**What you need to do**
Search the data below for the string "your". Extract every line that contains it.

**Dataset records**
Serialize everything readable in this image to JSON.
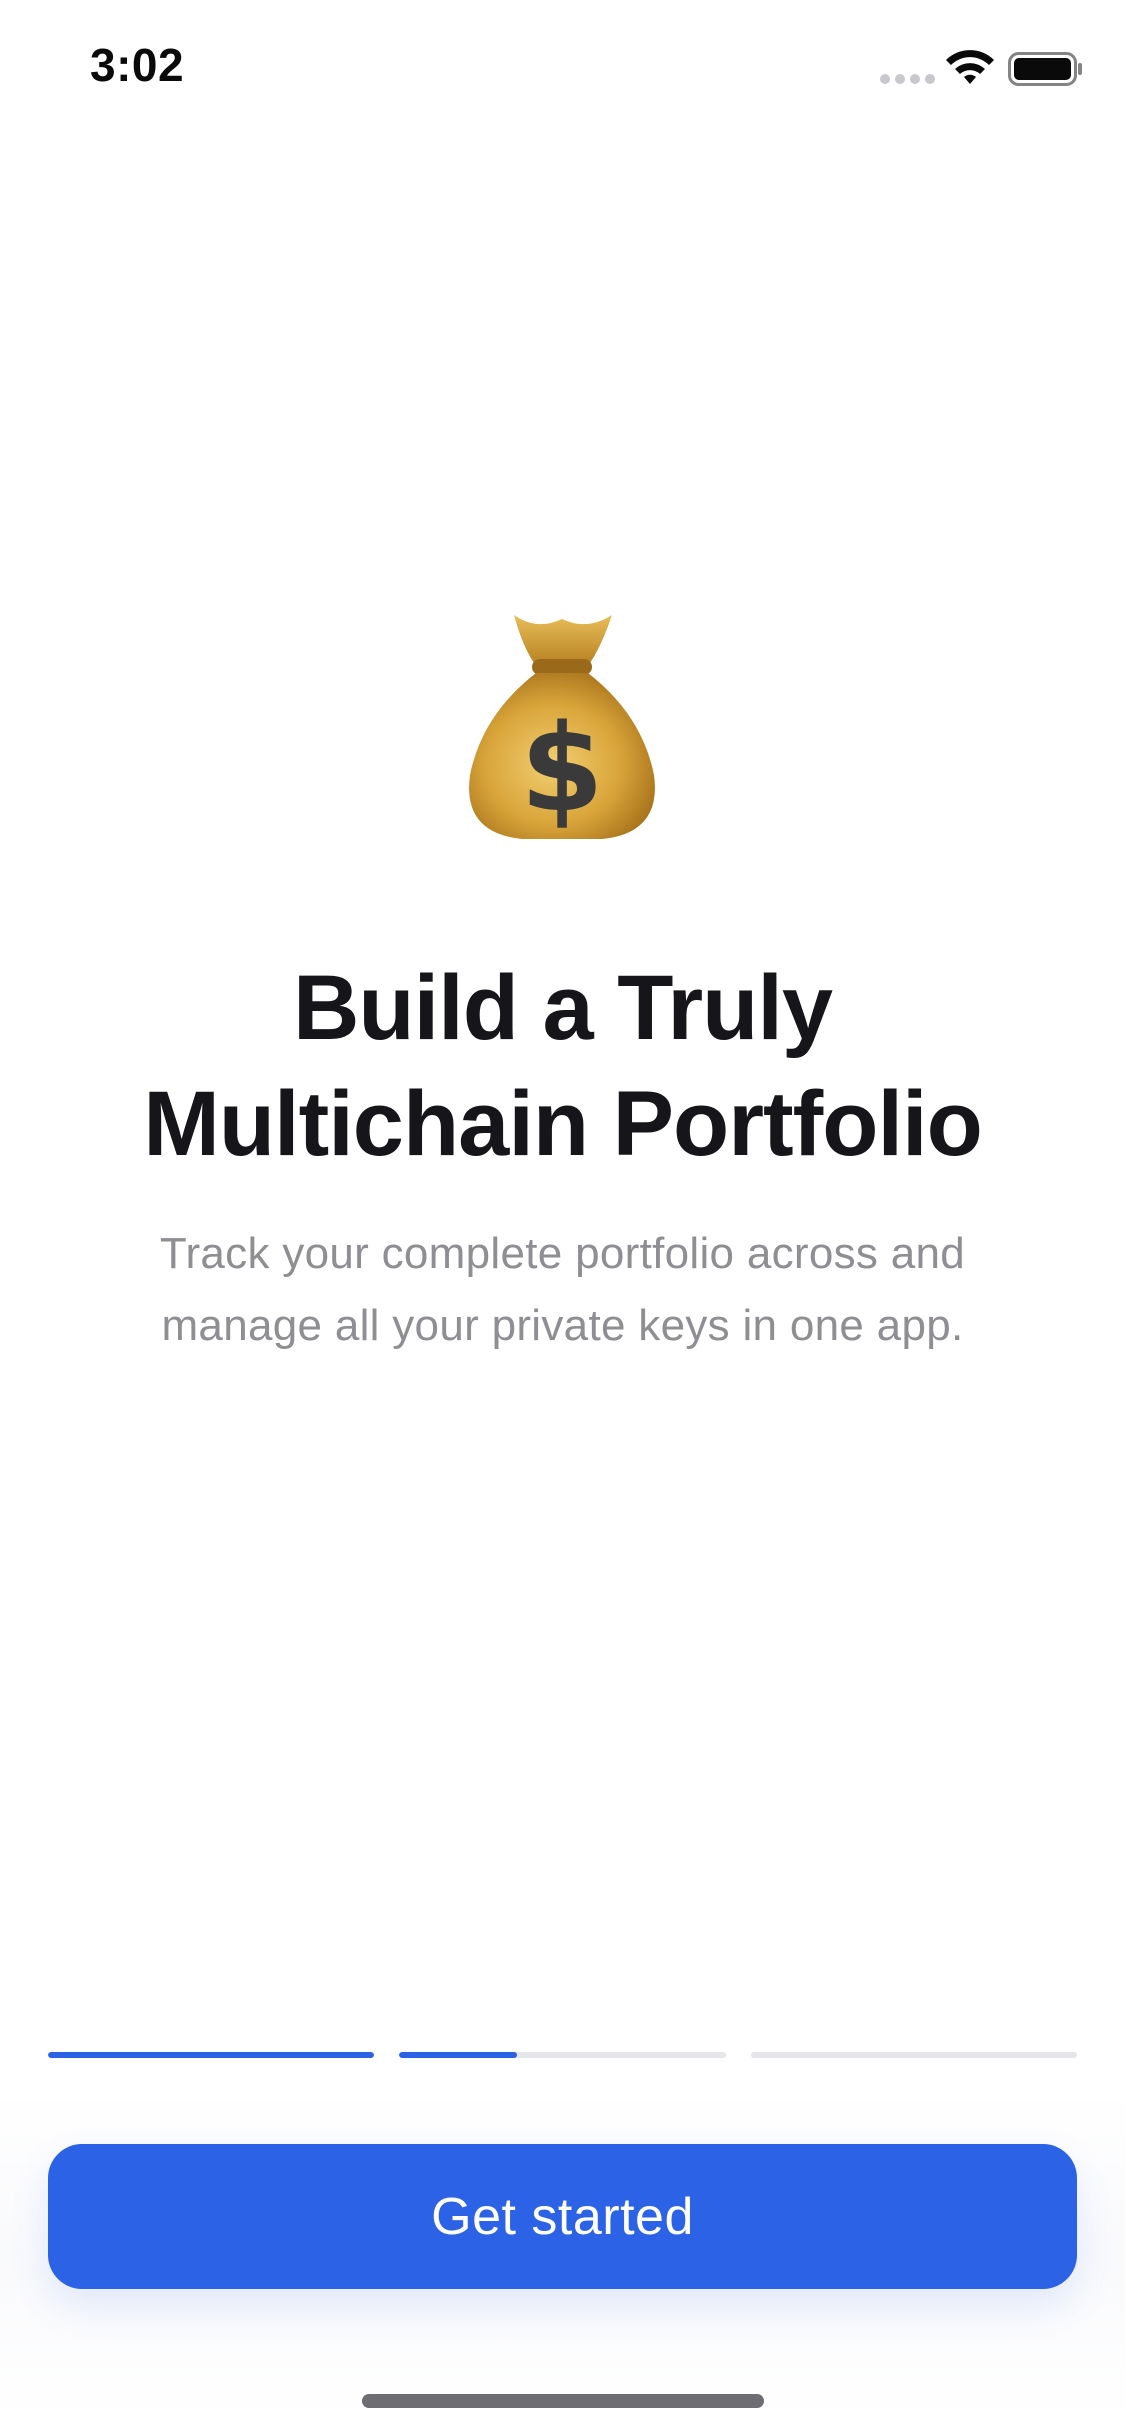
{
  "status_bar": {
    "time": "3:02",
    "wifi_icon": "wifi-icon",
    "battery_icon": "battery-icon",
    "signal_icon": "signal-dots-icon"
  },
  "hero": {
    "emoji_icon": "money-bag-icon",
    "title_line1": "Build a Truly",
    "title_line2": "Multichain Portfolio",
    "subtitle_line1": "Track your complete portfolio across and",
    "subtitle_line2": "manage all your private keys in one app."
  },
  "progress": {
    "segments": [
      {
        "fill": 1.0
      },
      {
        "fill": 0.36
      },
      {
        "fill": 0.0
      }
    ]
  },
  "cta": {
    "label": "Get started"
  },
  "colors": {
    "accent": "#2c62e6",
    "track": "#e6e6ea",
    "title": "#16161a",
    "subtitle": "#8e8e93"
  }
}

**Written answer**
    "subtitle_line1": "Track your complete portfolio across and",
    "subtitle_line2": "manage all your private keys in one app."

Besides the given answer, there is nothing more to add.